*Aim of the task*
Answer with the number of lines in the listing below that contain the word "this", and nothing else.

*Extracted data*
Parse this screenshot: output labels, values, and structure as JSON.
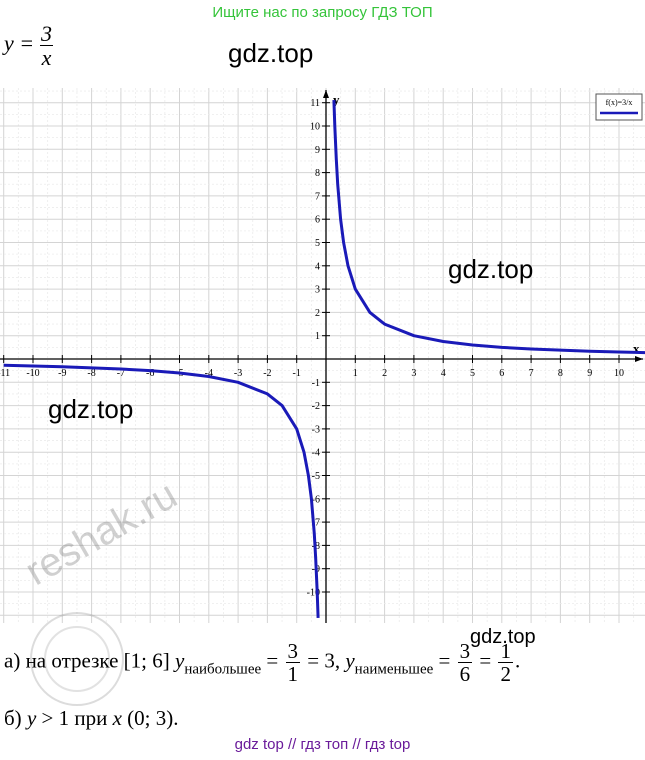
{
  "header": {
    "link_text": "Ищите нас по запросу ГДЗ ТОП"
  },
  "formula": {
    "lhs": "y =",
    "numerator": "3",
    "denominator": "x"
  },
  "watermarks": {
    "gdz_1": "gdz.top",
    "gdz_2": "gdz.top",
    "gdz_3": "gdz.top",
    "gdz_4": "gdz.top",
    "reshak": "reshak.ru"
  },
  "answers": {
    "a_prefix": "а) на отрезке [1; 6] ",
    "a_y1": "y",
    "a_sub1": "наибольшее",
    "a_eq1": " = ",
    "a_f1_num": "3",
    "a_f1_den": "1",
    "a_res1": " = 3, ",
    "a_y2": "y",
    "a_sub2": "наименьшее",
    "a_eq2": " = ",
    "a_f2_num": "3",
    "a_f2_den": "6",
    "a_eq3": " = ",
    "a_f3_num": "1",
    "a_f3_den": "2",
    "a_end": ".",
    "b_prefix": "б) ",
    "b_y": "y",
    "b_gt": " > 1 при ",
    "b_x": "x",
    "b_interval": " (0; 3)."
  },
  "footer": {
    "text": "gdz top  //  гдз топ  //  гдз top"
  },
  "colors": {
    "curve": "#1a1ab8",
    "grid": "#d4d4d4",
    "header_link": "#35c43a",
    "footer": "#6a1b9a"
  },
  "chart_data": {
    "type": "line",
    "function": "f(x)=3/x",
    "legend": "f(x)=3/x",
    "legend_position": "top-right",
    "xlabel": "x",
    "ylabel": "y",
    "xlim": [
      -11,
      11
    ],
    "ylim": [
      -11,
      11
    ],
    "grid": true,
    "x_ticks": [
      -11,
      -10,
      -9,
      -8,
      -7,
      -6,
      -5,
      -4,
      -3,
      -2,
      -1,
      1,
      2,
      3,
      4,
      5,
      6,
      7,
      8,
      9,
      10
    ],
    "y_ticks": [
      -10,
      -9,
      -8,
      -7,
      -6,
      -5,
      -4,
      -3,
      -2,
      -1,
      1,
      2,
      3,
      4,
      5,
      6,
      7,
      8,
      9,
      10,
      11
    ],
    "series": [
      {
        "name": "f(x)=3/x",
        "branch": "positive",
        "x": [
          0.27,
          0.3,
          0.35,
          0.4,
          0.5,
          0.6,
          0.75,
          1,
          1.5,
          2,
          3,
          4,
          5,
          6,
          7,
          8,
          9,
          10,
          11
        ],
        "y": [
          11.11,
          10,
          8.57,
          7.5,
          6,
          5,
          4,
          3,
          2,
          1.5,
          1,
          0.75,
          0.6,
          0.5,
          0.43,
          0.38,
          0.33,
          0.3,
          0.27
        ]
      },
      {
        "name": "f(x)=3/x",
        "branch": "negative",
        "x": [
          -11,
          -10,
          -9,
          -8,
          -7,
          -6,
          -5,
          -4,
          -3,
          -2,
          -1.5,
          -1,
          -0.75,
          -0.6,
          -0.5,
          -0.4,
          -0.35,
          -0.3,
          -0.27
        ],
        "y": [
          -0.27,
          -0.3,
          -0.33,
          -0.38,
          -0.43,
          -0.5,
          -0.6,
          -0.75,
          -1,
          -1.5,
          -2,
          -3,
          -4,
          -5,
          -6,
          -7.5,
          -8.57,
          -10,
          -11.11
        ]
      }
    ]
  }
}
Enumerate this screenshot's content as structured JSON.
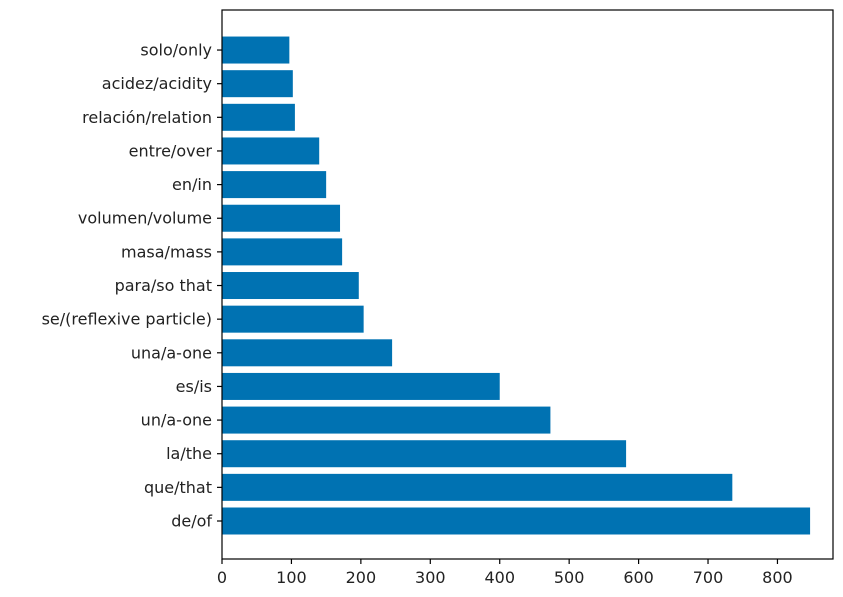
{
  "chart_data": {
    "type": "bar",
    "orientation": "horizontal",
    "categories": [
      "de/of",
      "que/that",
      "la/the",
      "un/a-one",
      "es/is",
      "una/a-one",
      "se/(reflexive particle)",
      "para/so that",
      "masa/mass",
      "volumen/volume",
      "en/in",
      "entre/over",
      "relación/relation",
      "acidez/acidity",
      "solo/only"
    ],
    "values": [
      847,
      735,
      582,
      473,
      400,
      245,
      204,
      197,
      173,
      170,
      150,
      140,
      105,
      102,
      97
    ],
    "xlim": [
      0,
      880
    ],
    "xticks": [
      0,
      100,
      200,
      300,
      400,
      500,
      600,
      700,
      800
    ],
    "bar_color": "#0072b2",
    "title": "",
    "xlabel": "",
    "ylabel": "",
    "grid": false,
    "legend": "none"
  }
}
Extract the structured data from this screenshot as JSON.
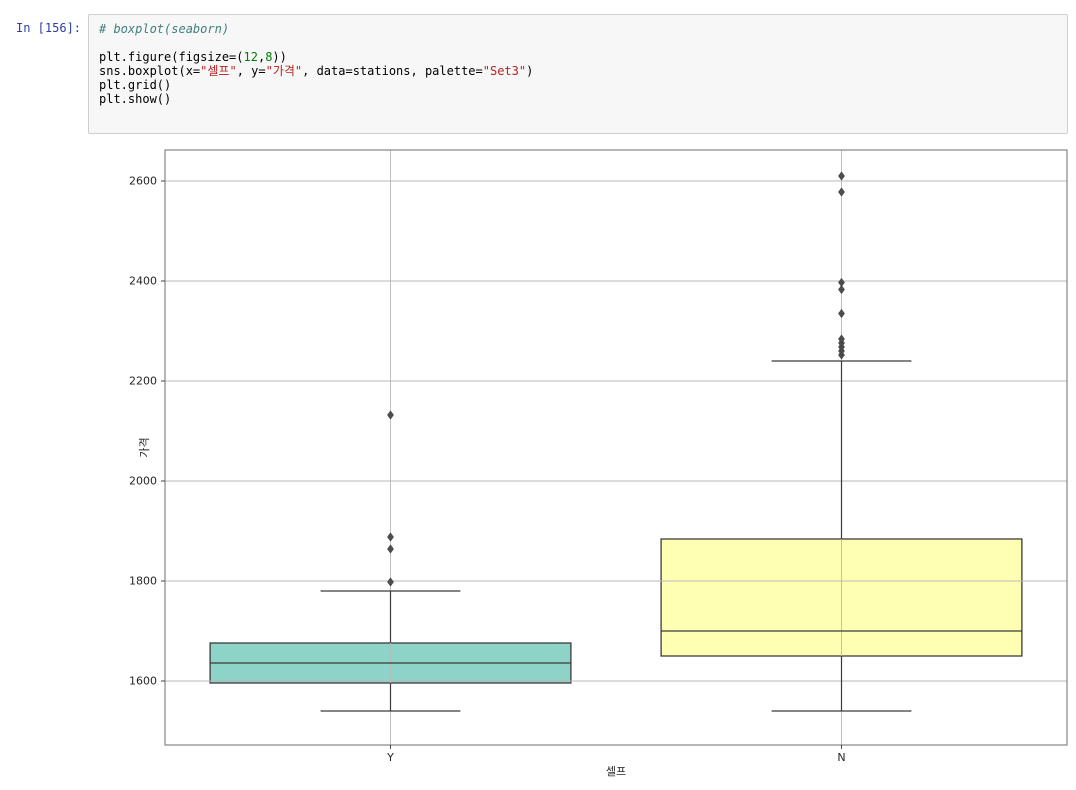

*Worked answer*
3